Figure record listings:
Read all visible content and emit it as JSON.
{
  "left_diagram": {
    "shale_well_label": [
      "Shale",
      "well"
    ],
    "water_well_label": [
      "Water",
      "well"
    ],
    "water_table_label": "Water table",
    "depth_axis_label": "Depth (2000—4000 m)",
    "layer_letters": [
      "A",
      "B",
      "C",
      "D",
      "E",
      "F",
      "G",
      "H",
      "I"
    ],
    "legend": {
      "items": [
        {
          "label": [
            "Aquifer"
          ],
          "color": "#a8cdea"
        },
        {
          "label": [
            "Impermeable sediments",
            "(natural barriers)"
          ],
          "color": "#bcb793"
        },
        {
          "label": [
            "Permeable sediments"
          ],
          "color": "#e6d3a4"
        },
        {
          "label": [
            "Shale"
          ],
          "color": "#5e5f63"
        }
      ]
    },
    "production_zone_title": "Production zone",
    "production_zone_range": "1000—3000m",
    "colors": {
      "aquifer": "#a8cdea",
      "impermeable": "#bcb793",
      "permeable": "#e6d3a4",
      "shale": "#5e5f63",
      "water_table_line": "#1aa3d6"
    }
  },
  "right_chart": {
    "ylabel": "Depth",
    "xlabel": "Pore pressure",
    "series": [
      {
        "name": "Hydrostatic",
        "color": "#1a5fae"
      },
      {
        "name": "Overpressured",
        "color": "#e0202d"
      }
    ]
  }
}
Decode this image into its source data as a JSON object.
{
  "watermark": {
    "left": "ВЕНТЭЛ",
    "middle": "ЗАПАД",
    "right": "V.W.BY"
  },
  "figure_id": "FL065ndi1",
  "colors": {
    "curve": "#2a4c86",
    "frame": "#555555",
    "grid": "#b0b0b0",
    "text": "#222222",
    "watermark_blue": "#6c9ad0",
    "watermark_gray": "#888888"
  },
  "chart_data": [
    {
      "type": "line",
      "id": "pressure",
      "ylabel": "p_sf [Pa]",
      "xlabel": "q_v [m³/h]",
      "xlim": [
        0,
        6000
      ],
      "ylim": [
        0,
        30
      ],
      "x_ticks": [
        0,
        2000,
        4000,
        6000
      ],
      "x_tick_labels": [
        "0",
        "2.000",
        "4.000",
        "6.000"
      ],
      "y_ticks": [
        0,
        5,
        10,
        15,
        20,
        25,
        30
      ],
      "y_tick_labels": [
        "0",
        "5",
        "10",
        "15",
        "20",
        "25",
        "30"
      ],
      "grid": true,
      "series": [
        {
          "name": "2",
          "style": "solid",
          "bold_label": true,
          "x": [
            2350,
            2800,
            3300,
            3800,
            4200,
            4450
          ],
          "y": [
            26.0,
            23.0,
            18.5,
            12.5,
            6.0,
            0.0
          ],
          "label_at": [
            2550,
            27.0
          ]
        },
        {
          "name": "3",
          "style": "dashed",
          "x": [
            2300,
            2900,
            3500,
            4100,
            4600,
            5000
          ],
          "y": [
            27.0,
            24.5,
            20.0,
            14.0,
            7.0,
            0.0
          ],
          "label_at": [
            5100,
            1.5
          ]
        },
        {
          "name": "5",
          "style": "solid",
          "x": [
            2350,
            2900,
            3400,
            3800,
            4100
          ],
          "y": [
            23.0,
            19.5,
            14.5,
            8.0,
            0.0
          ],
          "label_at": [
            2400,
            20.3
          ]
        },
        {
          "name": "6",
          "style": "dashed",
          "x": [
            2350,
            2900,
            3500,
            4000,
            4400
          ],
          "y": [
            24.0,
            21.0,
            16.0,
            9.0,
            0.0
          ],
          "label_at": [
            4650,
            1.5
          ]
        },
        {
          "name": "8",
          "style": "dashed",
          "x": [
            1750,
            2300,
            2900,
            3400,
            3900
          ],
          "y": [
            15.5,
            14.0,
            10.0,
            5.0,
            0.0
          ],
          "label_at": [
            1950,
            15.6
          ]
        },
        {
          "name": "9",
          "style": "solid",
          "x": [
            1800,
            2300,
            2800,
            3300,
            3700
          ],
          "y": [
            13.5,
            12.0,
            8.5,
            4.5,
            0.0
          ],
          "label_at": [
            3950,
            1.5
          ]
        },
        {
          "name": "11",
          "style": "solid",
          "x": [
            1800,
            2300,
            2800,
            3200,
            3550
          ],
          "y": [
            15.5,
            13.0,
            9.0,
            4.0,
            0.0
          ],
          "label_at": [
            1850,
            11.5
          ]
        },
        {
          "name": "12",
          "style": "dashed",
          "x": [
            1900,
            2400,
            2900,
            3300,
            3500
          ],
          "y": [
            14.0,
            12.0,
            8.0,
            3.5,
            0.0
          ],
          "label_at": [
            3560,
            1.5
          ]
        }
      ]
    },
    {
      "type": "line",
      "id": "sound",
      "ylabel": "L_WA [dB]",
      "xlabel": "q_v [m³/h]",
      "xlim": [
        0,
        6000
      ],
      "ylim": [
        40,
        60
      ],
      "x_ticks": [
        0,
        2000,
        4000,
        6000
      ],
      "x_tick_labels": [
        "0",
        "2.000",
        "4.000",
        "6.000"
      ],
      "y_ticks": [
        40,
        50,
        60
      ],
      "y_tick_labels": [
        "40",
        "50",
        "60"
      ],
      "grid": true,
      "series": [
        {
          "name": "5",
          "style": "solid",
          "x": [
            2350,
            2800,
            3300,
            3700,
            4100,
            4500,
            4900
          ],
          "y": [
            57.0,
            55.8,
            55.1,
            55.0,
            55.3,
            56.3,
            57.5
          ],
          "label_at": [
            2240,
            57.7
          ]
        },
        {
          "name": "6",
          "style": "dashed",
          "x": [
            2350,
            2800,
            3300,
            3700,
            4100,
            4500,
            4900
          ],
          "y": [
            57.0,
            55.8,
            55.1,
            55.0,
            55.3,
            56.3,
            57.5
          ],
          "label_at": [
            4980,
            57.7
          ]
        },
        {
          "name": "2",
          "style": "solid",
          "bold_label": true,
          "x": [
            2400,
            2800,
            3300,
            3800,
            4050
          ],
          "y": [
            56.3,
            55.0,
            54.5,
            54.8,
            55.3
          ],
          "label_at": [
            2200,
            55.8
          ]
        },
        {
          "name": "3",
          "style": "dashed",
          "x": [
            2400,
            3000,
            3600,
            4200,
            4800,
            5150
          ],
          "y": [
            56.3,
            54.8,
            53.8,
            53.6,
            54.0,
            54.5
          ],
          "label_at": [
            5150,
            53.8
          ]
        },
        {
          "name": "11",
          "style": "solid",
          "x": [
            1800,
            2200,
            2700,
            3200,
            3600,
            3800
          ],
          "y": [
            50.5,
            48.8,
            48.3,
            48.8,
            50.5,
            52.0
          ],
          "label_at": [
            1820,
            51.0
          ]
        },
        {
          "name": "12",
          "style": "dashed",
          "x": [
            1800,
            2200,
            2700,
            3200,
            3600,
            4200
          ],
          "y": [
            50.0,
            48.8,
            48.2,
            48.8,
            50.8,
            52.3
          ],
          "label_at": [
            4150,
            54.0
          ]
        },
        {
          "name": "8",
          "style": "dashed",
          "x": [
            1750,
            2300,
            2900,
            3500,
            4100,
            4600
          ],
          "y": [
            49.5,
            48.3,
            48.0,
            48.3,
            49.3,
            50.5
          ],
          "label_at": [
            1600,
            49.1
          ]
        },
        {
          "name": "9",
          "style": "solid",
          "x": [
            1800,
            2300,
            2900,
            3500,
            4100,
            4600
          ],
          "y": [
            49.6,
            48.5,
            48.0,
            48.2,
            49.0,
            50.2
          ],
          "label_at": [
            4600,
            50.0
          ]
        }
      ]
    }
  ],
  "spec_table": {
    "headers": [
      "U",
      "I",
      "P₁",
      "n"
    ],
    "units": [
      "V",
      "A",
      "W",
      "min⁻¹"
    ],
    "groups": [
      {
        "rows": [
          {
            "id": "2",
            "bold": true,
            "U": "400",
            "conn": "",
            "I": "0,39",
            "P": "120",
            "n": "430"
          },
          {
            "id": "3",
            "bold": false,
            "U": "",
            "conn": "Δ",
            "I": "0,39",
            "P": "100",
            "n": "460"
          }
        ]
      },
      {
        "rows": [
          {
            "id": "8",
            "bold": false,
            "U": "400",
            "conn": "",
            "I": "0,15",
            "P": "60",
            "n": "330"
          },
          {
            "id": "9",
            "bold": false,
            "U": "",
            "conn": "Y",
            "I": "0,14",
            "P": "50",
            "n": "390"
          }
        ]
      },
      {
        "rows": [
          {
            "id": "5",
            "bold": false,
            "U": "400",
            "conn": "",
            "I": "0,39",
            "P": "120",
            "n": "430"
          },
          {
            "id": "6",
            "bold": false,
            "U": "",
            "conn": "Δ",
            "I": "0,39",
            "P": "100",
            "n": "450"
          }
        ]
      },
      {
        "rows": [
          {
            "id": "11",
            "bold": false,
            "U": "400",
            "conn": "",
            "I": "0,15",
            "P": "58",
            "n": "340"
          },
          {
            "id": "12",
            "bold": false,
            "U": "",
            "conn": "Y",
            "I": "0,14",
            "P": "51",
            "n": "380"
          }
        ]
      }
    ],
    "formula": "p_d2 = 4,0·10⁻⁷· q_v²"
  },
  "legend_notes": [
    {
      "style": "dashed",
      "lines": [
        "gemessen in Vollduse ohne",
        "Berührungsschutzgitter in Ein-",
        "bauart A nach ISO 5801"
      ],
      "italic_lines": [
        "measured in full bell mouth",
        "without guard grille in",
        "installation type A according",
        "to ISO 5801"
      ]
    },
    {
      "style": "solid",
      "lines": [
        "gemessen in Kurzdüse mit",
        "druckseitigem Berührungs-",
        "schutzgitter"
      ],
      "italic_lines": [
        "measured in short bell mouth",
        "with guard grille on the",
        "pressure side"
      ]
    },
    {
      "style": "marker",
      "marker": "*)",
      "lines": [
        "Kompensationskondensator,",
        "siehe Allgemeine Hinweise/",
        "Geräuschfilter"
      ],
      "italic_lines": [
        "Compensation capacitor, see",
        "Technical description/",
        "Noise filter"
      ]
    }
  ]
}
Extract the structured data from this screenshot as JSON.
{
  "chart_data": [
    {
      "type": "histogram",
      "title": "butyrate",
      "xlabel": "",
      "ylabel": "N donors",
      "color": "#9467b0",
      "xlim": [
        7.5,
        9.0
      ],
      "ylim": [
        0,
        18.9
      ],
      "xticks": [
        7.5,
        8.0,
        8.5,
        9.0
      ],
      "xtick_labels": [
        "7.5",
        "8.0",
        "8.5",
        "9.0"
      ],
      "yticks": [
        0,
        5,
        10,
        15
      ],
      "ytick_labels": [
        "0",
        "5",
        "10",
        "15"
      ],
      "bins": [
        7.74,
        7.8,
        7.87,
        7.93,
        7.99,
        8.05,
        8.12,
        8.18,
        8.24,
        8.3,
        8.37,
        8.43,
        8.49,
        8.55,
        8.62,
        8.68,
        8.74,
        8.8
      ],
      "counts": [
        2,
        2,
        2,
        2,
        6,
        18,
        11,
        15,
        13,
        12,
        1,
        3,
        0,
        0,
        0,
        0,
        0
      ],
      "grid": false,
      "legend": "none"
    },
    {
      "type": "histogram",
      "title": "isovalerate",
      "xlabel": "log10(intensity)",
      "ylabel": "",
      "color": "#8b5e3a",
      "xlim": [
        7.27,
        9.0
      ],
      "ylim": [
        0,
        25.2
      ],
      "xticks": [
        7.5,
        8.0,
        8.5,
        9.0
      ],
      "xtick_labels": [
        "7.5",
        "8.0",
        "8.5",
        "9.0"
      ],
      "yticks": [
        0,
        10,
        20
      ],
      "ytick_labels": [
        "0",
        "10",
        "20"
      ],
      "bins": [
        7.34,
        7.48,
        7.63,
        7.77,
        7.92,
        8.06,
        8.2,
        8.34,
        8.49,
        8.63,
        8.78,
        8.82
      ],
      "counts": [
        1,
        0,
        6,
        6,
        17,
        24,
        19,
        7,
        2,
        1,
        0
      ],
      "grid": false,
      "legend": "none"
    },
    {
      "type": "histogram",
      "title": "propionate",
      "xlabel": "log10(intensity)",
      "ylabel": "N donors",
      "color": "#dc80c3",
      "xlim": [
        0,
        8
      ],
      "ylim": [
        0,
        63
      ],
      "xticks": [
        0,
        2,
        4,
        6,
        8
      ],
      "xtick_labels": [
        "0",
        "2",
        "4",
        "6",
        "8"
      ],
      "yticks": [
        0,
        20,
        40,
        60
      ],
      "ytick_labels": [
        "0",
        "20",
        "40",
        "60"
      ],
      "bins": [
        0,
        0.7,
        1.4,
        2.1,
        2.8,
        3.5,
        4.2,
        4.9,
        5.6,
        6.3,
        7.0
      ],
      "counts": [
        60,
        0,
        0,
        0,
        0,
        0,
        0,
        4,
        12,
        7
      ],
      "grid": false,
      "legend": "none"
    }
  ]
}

• Given problem
Find the lines above that include the string "grille" and copy them.

• Exercise response
        "without guard grille in",
        "with guard grille on the",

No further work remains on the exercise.